Return each line of the material verbatim.

**GIVEN DATA:**
***

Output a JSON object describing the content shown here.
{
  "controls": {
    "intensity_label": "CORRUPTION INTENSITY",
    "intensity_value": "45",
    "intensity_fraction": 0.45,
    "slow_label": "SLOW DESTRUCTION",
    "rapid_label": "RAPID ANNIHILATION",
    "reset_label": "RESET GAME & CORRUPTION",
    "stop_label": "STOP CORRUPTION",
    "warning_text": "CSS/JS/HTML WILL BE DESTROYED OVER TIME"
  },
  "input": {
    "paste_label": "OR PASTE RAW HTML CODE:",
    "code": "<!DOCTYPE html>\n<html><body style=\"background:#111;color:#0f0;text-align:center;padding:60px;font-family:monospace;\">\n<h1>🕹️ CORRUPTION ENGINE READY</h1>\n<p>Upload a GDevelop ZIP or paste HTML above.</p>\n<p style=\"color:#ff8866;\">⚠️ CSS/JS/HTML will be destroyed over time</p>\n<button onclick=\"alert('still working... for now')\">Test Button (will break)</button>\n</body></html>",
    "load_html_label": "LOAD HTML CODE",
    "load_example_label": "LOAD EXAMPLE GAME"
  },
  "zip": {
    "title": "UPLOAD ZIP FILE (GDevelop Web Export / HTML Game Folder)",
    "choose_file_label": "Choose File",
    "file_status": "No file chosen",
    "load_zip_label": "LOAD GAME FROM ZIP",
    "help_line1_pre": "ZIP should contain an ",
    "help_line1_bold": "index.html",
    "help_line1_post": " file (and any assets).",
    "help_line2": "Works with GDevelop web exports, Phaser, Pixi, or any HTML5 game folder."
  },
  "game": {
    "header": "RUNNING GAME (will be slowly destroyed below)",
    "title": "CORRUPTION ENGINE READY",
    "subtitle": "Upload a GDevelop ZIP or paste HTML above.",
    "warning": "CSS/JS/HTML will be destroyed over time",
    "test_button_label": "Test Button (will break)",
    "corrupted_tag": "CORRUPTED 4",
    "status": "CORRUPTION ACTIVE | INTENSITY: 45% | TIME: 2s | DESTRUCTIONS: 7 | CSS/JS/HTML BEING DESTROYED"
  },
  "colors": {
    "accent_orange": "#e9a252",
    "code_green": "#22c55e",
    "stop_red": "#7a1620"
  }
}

***

**CORRECT OUTPUT:**
Output a JSON object describing the content shown here.
{
  "controls": {
    "intensity_label": "CORRUPTION INTENSITY",
    "intensity_value": "45",
    "intensity_fraction": 0.45,
    "slow_label": "SLOW DESTRUCTION",
    "rapid_label": "RAPID ANNIHILATION",
    "reset_label": "RESET GAME & CORRUPTION",
    "stop_label": "STOP CORRUPTION",
    "warning_text": "CSS/JS/HTML WILL BE DESTROYED OVER TIME"
  },
  "input": {
    "paste_label": "OR PASTE RAW HTML CODE:",
    "code": "<!DOCTYPE html>\n<html><body style=\"background:#111;color:#0f0;text-align:center;padding:60px;font-family:monospace;\">\n<h1>🕹️ CORRUPTION ENGINE READY</h1>\n<p>Upload a GDevelop ZIP or paste HTML above.</p>\n<p style=\"color:#ff8866;\">⚠️ CSS/JS/HTML will be destroyed over time</p>\n<button onclick=\"alert('still working... for now')\">Test Button (will break)</button>\n</body></html>",
    "load_html_label": "LOAD HTML CODE",
    "load_example_label": "LOAD EXAMPLE GAME"
  },
  "zip": {
    "title": "UPLOAD ZIP FILE (GDevelop Web Export / HTML Game Folder)",
    "choose_file_label": "Choose File",
    "file_status": "No file chosen",
    "load_zip_label": "LOAD GAME FROM ZIP",
    "help_line1_pre": "ZIP should contain an ",
    "help_line1_bold": "index.html",
    "help_line1_post": " file (and any assets).",
    "help_line2": "Works with GDevelop web exports, Phaser, Pixi, or any HTML5 game folder."
  },
  "game": {
    "header": "RUNNING GAME (will be slowly destroyed below)",
    "title": "CORRUPTION ENGINE READY",
    "subtitle": "Upload a GDevelop ZIP or paste HTML above.",
    "warning": "CSS/JS/HTML will be destroyed over time",
    "test_button_label": "Test Button (will break)",
    "corrupted_tag": "CORRUPTED 4",
    "status": "CORRUPTION ACTIVE | INTENSITY: 45% | TIME: 2s | DESTRUCTIONS: 7 | CSS/JS/HTML BEING DESTROYED"
  },
  "colors": {
    "accent_orange": "#e9a252",
    "code_green": "#22c55e",
    "stop_red": "#7a1620"
  }
}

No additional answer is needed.